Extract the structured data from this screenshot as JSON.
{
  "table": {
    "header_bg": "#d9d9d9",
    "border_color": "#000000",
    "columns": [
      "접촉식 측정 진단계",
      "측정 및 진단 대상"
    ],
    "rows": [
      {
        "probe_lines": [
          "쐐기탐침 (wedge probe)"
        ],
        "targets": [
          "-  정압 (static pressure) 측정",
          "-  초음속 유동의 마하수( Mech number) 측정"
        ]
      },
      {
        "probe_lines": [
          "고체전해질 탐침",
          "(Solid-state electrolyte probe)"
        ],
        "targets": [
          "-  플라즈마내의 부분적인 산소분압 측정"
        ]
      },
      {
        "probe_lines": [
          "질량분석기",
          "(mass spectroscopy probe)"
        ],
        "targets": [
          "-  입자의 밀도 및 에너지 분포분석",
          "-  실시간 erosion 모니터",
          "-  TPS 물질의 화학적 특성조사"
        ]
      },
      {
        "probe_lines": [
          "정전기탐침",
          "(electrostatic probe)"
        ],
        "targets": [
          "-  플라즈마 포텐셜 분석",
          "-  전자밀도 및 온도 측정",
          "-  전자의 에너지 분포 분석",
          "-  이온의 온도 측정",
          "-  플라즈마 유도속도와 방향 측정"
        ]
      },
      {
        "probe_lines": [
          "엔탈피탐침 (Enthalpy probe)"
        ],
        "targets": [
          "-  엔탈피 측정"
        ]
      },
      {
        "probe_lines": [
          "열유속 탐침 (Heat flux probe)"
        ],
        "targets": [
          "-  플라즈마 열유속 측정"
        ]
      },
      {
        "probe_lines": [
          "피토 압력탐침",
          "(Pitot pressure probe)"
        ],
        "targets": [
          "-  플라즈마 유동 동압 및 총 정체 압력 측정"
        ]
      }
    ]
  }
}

**Written problem:**
Copy every line of the records above that contains "pressure".

**Output for this exercise:**
          "-  정압 (static pressure) 측정",
          "(Pitot pressure probe)"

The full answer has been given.